## What you need to do:
Give only the number of lines that contain the word "xlabel".
■ ■ ■ ■
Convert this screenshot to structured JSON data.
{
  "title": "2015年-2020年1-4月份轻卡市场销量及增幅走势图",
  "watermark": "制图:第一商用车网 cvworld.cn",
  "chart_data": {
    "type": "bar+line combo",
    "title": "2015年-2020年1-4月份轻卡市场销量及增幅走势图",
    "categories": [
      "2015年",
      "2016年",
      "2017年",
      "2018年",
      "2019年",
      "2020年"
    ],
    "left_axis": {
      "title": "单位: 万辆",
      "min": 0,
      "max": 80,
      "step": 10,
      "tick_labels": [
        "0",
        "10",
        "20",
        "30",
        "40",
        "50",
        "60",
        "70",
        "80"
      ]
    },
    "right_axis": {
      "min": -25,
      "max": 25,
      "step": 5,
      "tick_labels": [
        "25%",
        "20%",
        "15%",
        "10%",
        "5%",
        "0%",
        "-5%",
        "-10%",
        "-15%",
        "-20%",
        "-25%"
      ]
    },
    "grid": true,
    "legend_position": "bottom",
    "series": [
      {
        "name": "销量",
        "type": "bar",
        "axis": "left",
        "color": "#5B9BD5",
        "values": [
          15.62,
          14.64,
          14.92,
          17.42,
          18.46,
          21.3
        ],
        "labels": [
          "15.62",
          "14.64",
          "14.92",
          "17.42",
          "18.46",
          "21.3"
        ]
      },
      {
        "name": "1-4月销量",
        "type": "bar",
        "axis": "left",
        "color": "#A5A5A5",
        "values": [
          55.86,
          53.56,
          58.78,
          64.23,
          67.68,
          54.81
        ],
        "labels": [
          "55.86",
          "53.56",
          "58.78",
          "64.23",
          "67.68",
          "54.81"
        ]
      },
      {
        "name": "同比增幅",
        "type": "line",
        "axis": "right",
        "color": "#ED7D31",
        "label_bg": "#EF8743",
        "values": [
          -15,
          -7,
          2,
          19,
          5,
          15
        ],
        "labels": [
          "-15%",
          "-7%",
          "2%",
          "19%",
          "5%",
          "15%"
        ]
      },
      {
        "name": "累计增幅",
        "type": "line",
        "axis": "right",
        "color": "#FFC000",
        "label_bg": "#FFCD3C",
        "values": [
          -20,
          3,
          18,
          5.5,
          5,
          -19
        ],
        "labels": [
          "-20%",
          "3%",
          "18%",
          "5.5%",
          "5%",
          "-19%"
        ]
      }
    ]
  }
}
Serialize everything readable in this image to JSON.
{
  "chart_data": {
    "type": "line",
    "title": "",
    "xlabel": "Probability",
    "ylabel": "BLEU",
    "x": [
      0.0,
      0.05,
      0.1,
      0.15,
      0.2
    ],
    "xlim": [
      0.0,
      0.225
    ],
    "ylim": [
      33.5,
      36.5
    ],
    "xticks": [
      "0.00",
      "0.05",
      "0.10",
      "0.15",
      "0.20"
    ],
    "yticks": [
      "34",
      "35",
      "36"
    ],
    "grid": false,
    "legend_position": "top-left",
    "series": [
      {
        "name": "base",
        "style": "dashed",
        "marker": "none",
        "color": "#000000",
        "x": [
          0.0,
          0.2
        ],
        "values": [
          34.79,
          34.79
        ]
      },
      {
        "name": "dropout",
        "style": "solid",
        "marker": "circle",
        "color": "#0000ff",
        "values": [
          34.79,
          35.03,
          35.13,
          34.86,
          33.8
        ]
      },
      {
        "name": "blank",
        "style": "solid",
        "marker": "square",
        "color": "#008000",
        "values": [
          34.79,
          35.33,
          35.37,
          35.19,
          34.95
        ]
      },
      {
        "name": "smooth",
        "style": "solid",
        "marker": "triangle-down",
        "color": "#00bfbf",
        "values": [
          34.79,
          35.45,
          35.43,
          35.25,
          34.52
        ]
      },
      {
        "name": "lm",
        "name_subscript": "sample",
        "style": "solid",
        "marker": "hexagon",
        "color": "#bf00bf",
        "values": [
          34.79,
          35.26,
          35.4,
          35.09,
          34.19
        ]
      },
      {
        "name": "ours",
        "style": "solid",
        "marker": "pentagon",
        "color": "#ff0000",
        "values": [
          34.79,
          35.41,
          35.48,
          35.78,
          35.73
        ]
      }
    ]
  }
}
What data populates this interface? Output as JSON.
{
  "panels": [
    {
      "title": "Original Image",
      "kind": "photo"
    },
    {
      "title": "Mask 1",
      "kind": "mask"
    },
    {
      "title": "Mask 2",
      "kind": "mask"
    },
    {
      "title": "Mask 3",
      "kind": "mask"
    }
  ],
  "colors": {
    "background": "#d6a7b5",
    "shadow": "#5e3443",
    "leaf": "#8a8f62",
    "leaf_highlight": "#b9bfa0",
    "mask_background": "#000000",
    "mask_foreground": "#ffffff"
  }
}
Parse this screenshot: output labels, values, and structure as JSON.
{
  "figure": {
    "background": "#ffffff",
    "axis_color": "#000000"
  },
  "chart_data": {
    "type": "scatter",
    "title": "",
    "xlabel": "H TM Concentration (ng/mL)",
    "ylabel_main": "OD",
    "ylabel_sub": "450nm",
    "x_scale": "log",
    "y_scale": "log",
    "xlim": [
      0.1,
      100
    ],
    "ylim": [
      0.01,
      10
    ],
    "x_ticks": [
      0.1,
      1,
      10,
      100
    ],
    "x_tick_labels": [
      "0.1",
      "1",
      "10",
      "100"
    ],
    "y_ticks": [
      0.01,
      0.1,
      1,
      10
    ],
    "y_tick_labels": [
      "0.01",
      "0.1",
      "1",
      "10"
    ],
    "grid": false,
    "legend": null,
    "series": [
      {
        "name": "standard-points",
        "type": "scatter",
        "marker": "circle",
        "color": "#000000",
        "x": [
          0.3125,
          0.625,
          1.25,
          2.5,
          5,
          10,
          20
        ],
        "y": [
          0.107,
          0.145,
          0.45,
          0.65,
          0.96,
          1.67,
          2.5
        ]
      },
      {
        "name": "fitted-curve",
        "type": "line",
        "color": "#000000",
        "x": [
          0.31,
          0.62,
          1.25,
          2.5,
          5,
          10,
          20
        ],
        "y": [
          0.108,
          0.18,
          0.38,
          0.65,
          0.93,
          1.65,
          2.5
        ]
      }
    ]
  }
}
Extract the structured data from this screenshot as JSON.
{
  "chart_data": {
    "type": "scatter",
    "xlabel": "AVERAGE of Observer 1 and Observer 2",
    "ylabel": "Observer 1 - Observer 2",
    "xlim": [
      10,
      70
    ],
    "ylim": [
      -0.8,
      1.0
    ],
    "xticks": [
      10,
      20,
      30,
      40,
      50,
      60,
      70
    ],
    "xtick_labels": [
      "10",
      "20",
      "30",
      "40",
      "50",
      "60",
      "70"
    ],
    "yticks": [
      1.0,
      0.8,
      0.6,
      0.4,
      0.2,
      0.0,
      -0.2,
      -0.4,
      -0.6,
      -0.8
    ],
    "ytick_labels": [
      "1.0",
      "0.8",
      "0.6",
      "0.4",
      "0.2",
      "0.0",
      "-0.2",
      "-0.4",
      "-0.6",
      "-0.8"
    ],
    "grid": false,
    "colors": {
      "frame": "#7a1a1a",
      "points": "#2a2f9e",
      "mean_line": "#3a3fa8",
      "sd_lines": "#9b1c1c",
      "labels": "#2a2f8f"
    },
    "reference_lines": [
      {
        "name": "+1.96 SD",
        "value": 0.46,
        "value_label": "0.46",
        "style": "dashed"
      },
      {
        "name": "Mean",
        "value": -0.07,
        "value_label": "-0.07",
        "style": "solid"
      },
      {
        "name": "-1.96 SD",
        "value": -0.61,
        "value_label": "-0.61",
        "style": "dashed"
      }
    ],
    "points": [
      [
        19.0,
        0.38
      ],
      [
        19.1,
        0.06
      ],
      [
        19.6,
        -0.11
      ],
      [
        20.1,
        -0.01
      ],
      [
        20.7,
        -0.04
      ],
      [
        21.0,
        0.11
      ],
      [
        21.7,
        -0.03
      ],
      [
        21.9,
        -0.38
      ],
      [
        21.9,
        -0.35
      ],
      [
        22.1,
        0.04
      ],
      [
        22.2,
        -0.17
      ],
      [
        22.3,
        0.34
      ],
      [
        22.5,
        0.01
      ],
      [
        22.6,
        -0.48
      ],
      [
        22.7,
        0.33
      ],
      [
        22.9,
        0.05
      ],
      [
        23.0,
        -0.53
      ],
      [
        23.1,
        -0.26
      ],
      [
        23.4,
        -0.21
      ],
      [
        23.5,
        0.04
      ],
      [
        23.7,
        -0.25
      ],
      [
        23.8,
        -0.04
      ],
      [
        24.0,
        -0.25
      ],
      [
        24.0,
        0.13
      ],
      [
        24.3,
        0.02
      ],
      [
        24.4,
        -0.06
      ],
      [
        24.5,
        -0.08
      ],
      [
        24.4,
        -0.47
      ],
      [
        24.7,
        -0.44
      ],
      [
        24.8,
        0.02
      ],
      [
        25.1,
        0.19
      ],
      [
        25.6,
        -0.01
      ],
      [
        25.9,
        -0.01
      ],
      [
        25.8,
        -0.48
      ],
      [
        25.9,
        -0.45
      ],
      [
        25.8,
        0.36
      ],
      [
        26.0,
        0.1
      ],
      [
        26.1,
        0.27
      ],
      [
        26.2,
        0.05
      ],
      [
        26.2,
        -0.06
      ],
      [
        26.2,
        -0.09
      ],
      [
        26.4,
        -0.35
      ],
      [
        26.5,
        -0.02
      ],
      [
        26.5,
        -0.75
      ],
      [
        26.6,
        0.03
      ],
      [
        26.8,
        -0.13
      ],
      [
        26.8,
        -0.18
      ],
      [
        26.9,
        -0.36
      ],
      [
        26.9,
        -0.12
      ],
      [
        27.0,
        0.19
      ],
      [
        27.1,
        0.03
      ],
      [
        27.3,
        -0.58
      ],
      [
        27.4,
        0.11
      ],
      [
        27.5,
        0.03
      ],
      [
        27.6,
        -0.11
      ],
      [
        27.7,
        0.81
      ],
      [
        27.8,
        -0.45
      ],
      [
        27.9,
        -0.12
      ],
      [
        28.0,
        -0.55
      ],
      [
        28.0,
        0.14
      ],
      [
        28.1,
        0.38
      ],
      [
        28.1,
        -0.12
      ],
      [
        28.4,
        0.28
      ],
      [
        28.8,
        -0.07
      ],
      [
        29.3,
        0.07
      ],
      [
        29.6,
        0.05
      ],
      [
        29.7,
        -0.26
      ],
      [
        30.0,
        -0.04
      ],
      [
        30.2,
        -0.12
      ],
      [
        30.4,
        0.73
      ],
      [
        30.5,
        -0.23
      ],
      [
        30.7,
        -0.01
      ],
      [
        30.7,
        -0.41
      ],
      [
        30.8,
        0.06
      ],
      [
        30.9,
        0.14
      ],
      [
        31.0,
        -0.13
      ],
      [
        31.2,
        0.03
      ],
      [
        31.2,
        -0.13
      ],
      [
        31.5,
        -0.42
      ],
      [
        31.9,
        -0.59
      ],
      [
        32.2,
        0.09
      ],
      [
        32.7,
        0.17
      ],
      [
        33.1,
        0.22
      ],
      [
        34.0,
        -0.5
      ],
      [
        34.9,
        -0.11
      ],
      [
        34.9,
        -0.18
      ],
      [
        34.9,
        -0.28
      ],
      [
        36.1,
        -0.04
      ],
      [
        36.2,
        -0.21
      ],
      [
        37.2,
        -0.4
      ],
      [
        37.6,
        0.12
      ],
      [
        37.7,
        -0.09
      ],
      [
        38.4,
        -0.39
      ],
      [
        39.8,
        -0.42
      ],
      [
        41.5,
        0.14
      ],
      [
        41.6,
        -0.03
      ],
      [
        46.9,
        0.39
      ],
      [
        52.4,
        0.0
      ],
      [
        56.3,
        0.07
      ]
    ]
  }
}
■ ■ ■ ■
## Result below:
3